#### [Instructions for the task]
Gather all lines with the word "редакции" in them.

● ● ●

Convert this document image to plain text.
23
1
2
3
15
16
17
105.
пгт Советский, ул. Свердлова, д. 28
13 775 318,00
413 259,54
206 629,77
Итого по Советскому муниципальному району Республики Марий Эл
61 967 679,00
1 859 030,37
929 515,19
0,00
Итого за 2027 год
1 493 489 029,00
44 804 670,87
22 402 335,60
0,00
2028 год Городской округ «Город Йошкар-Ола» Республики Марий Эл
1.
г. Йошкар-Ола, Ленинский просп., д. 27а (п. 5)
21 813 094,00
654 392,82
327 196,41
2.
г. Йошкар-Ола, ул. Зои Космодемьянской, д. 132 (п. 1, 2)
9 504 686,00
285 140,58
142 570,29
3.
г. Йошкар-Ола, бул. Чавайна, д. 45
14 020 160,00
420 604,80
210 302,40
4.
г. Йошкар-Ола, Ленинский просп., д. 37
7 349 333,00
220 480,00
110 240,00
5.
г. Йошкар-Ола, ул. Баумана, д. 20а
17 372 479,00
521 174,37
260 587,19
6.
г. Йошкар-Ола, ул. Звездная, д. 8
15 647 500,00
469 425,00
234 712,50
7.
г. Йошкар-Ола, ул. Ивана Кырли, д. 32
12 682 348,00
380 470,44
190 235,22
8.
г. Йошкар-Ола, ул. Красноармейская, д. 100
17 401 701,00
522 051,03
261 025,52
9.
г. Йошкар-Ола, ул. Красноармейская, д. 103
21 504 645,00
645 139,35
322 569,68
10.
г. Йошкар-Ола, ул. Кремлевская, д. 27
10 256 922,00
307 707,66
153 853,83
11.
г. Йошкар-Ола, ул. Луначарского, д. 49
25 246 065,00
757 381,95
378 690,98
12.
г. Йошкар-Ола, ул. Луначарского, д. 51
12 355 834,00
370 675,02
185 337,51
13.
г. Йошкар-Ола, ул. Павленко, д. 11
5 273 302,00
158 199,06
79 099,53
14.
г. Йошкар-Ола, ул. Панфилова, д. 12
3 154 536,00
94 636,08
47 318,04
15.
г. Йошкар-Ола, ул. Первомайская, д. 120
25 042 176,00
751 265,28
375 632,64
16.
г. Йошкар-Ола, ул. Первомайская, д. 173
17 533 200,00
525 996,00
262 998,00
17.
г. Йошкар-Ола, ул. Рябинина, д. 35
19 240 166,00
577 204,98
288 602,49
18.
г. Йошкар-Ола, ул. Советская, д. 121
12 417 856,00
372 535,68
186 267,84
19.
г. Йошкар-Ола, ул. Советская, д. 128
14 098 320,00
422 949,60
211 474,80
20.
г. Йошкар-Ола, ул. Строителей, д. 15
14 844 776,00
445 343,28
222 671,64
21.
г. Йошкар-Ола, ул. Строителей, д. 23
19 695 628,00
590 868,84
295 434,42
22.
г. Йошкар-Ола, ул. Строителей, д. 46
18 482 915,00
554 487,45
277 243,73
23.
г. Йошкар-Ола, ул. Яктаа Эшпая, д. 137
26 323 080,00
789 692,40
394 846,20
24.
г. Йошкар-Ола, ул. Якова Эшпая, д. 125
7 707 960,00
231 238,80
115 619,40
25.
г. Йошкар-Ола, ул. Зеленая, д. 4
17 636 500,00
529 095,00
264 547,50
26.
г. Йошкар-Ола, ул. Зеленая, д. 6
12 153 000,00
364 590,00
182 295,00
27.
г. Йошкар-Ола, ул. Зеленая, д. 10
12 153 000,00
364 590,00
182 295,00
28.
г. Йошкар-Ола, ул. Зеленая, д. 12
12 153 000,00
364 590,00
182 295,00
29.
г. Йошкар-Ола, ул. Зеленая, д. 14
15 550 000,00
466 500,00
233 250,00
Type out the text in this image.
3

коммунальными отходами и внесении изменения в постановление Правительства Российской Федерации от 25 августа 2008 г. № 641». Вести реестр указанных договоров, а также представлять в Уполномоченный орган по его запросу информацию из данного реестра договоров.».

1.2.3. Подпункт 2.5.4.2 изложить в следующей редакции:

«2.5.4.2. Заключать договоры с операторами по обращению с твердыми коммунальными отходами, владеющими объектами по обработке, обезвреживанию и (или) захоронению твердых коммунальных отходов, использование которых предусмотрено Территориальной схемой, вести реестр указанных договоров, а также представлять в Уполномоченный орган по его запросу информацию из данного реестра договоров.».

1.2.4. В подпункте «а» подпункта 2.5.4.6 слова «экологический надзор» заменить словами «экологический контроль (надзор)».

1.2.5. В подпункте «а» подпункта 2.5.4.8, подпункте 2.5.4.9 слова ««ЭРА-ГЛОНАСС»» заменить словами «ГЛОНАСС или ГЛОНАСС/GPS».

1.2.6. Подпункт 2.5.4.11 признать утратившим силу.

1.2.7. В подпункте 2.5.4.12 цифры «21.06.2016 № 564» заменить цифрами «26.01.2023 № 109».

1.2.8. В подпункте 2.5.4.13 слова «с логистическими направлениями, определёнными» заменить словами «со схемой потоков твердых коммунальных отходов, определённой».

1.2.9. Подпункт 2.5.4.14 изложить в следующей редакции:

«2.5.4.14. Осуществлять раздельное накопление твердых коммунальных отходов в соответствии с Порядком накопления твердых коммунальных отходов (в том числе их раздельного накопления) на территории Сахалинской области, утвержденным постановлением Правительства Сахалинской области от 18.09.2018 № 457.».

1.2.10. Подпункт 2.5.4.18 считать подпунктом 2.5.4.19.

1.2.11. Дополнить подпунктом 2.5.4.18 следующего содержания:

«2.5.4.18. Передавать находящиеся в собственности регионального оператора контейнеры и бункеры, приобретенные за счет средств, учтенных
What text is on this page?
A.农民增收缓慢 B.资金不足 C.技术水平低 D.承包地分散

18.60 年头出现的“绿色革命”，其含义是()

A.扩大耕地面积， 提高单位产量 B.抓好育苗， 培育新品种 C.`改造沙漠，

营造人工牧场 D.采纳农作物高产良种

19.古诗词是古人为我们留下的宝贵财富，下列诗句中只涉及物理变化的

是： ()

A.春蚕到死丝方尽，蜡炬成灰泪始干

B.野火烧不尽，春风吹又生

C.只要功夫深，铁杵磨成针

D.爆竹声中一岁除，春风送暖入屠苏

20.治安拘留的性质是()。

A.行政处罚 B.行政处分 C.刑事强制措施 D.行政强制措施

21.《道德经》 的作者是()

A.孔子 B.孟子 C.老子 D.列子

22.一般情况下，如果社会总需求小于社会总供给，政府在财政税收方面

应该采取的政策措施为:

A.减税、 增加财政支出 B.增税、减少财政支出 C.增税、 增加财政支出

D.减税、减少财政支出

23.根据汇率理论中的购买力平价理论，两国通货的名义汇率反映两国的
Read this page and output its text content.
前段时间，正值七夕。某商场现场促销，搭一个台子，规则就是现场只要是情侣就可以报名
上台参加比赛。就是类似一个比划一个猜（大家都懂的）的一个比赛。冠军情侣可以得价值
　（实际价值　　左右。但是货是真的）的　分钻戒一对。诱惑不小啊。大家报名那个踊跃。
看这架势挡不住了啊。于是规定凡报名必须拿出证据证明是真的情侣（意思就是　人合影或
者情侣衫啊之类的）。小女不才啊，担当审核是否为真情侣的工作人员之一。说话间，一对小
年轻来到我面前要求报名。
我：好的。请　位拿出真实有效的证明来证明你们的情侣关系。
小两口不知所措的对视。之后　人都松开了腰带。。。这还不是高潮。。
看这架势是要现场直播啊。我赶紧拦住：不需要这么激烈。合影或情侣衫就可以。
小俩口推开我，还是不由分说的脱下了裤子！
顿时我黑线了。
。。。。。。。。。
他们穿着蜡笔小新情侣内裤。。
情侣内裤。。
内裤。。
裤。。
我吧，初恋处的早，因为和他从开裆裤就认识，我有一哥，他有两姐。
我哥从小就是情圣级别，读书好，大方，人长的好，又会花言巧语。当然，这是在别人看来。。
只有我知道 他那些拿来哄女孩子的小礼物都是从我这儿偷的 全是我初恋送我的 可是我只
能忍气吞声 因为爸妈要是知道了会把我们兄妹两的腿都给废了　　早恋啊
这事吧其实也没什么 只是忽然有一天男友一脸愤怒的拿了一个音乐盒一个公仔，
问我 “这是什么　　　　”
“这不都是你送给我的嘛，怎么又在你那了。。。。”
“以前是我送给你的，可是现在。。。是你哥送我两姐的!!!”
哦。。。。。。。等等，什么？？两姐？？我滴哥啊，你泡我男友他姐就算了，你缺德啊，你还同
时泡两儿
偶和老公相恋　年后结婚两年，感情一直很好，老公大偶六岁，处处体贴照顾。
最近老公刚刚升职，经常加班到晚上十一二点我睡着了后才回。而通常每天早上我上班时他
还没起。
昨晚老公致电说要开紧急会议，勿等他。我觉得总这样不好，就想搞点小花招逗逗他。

● ● ●

#### [Written solution]
1.2.3. Подпункт 2.5.4.2 изложить в следующей редакции:
1.2.9. Подпункт 2.5.4.14 изложить в следующей редакции:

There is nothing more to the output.